_Document excerpt_.
===

The Story of the Gullah-Speaking People
by Muriel Miller Branch
A wonderful book for young readers that allows an intense experience of gullah history and culture.
A portrait of the Gullah people who forged out of the oppressive circumstances
of slavery a unique African-American culture. The survival and retention
of their language and ancestral customs make the Gullah the most "authentic"
Americans of African descent today.
Ages 10 & up.106 pages. 2000.
Muriel Miller Branch
has researched and written about neglected historic personalities
and events in women's and African-American history and culture since 1980.
She has authored or co-authored several books, one being selected by the Black
Caucus of the American Library Association as one of the "Best Books for Young
Readers," and Chicago Public Libraries, "Best of the Best for 1998."
Branch is a recipient of numerous awards and she is active in organizations
related to writing, education, women and African-American culture.
She lives in Richmond, Virginia, with her husband and her mother, who she claims
as one of her greatest sources of inspiration. She has five children and
" I must be one of
the most fortunate people in the work world, for I've been blessed with several
careers. For thirty-one years, I was a school librarian, a career I knew I
wanted to pursue as for back as my freshman year at Luther P. Jackson High
School in Cumberland County, Virginia. I am a storyteller, an avocation
that evolved naturally from being the daughter of a country preacher and from
years of listening to family storytellers: a historian, thanks to the oral
histories passed on to me with such flourish by my elders; and a writer because
my mentor, Brent Ashabranner, discerned a talent I had not recognized in myself.

===

_Records provided_.
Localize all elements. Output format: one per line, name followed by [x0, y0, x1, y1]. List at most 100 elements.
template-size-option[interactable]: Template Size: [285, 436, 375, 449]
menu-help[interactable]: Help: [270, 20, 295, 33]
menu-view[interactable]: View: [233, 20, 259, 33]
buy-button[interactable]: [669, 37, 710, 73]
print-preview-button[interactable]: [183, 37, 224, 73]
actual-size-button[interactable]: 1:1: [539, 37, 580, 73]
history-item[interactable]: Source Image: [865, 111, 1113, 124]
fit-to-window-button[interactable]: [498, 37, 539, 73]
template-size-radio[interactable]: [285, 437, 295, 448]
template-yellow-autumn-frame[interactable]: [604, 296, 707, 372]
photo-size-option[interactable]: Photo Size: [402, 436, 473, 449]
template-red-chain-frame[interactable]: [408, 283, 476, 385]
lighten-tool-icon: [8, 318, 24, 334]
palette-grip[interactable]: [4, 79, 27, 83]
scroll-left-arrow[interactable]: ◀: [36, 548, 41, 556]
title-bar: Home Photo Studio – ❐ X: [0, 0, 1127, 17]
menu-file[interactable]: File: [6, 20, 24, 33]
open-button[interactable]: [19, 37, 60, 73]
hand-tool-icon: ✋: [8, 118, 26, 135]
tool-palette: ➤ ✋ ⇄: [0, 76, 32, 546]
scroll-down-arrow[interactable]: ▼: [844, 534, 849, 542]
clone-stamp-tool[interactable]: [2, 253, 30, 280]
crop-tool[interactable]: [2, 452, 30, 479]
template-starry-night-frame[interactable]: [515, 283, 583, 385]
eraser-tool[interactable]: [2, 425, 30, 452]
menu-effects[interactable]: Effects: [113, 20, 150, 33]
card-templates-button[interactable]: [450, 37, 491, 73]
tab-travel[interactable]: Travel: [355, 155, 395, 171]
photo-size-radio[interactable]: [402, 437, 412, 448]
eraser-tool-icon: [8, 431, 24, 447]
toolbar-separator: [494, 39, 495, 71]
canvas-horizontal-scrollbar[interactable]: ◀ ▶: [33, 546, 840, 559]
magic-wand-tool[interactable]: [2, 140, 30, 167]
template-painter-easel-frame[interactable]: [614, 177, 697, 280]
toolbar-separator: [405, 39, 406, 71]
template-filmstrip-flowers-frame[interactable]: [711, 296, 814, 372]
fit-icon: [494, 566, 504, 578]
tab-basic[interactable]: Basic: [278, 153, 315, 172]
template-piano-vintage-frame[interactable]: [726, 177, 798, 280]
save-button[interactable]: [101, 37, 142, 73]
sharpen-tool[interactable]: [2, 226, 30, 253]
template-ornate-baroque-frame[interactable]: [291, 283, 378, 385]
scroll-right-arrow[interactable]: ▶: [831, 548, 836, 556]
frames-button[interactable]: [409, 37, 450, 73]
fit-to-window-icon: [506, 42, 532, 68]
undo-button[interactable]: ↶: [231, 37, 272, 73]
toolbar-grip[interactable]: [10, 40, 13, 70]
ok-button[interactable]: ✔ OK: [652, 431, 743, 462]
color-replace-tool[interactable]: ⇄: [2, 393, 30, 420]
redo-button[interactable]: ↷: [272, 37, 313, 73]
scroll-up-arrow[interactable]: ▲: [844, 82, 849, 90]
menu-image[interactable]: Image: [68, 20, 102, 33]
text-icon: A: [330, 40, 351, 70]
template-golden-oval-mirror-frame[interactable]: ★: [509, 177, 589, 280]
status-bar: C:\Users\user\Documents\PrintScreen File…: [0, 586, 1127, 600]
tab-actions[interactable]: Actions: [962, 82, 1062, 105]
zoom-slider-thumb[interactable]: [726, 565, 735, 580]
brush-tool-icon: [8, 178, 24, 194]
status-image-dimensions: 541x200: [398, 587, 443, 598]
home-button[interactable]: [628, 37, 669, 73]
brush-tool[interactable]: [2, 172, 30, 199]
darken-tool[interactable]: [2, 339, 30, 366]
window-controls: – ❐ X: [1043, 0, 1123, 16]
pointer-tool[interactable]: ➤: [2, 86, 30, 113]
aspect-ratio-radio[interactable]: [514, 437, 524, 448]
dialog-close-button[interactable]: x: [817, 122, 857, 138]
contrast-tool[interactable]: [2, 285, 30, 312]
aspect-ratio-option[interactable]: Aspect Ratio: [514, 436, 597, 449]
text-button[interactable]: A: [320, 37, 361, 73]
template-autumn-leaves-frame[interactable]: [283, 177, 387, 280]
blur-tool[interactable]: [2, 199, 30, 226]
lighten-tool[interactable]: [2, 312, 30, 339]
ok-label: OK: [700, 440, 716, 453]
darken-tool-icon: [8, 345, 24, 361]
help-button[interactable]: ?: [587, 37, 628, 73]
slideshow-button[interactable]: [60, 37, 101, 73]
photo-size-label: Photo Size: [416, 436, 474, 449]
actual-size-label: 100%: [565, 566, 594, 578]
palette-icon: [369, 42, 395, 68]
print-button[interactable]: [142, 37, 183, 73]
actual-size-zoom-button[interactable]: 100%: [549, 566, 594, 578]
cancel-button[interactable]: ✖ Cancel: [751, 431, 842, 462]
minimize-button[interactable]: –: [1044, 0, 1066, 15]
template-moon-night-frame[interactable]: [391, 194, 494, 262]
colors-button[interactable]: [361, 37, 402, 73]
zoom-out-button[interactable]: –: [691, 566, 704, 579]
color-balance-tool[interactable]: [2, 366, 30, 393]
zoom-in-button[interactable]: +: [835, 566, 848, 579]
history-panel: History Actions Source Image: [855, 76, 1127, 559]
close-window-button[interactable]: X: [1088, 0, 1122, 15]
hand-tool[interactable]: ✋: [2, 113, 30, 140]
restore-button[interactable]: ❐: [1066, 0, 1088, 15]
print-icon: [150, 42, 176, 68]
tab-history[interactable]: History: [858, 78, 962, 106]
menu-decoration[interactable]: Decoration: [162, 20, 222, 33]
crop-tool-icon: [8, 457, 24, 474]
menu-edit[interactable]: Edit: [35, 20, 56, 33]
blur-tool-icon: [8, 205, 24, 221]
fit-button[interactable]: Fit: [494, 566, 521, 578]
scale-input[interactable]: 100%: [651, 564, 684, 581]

===

Please continue the page about the Gullah book and its author Muriel Miller Branch, starting after its last sentence.

_Response to this task_.
I strive to be a good steward of the gifts and talents God has given me, and I
have been richly blessed for my diligence and perseverance." --Muriel Miller
Some Gullah words with African origins.
The language or country of origin is listed in parentheses
A'min - Amen (Wolof)
be - to cultivate, to clean, to remove debris (Temme)
bid', bidi - small bird, small chicken (Kongo)
buckra - white man (Ibidio)
da (dada) - mother, nurse, or elder woman (Ewe)
dash away - to get rid of a bad habit
dayclean - dawn
de - to be (Igbo)
differ - a quarrel
e - pronoun for he, she, it
eh - yes (Igbo)
fanner - a large shallow basket made of wild grass and palmetto,
used to thresh rice from its hull.
hudu - to cause bad luck to someone (Via)
kuta - tortoise, turtle (Mende)
nyam, nam - to eat
nanse - spider (Temme)
nana - elderly woman, grandmother (Twi)
oona, hoona - you, singular or plural, from the word "ona,"
meaning one or a single person
plat-eye - a prowling ghost or evil spirit
shut mout' - secretive or withdrawn
tata - father (Kongo)
tote - to pick up (Kongo)
toti frog - frog (Via)
uni - you, your (Ibo)
yam - sweet potato (Mende)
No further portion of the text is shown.